• **THE PROBLEM**:
Scan the data below and work out how many of its lines contain the word "Next". Give only that number.

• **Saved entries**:
+ + + + +

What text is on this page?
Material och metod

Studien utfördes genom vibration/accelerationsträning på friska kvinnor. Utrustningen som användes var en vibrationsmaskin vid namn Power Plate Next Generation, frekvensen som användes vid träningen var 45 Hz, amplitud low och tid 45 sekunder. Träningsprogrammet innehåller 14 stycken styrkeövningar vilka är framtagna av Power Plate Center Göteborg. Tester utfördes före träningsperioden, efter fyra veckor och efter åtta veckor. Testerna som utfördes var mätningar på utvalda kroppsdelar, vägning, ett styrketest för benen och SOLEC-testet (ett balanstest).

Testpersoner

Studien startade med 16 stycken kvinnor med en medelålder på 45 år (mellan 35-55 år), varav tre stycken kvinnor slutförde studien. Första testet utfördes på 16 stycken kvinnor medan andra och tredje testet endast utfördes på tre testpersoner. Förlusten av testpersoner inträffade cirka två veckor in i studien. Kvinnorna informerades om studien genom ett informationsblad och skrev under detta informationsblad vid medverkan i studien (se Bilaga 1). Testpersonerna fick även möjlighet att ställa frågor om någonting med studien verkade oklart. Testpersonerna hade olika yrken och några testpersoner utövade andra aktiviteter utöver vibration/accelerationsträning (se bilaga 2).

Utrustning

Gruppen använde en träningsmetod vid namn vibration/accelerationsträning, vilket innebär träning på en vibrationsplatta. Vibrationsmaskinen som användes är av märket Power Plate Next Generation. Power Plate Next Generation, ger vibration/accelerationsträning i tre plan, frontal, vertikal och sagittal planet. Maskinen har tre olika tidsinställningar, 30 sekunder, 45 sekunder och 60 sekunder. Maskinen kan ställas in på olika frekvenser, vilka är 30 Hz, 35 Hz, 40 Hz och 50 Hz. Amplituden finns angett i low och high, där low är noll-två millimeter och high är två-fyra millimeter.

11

+ + + + +

• **RESULT**:
2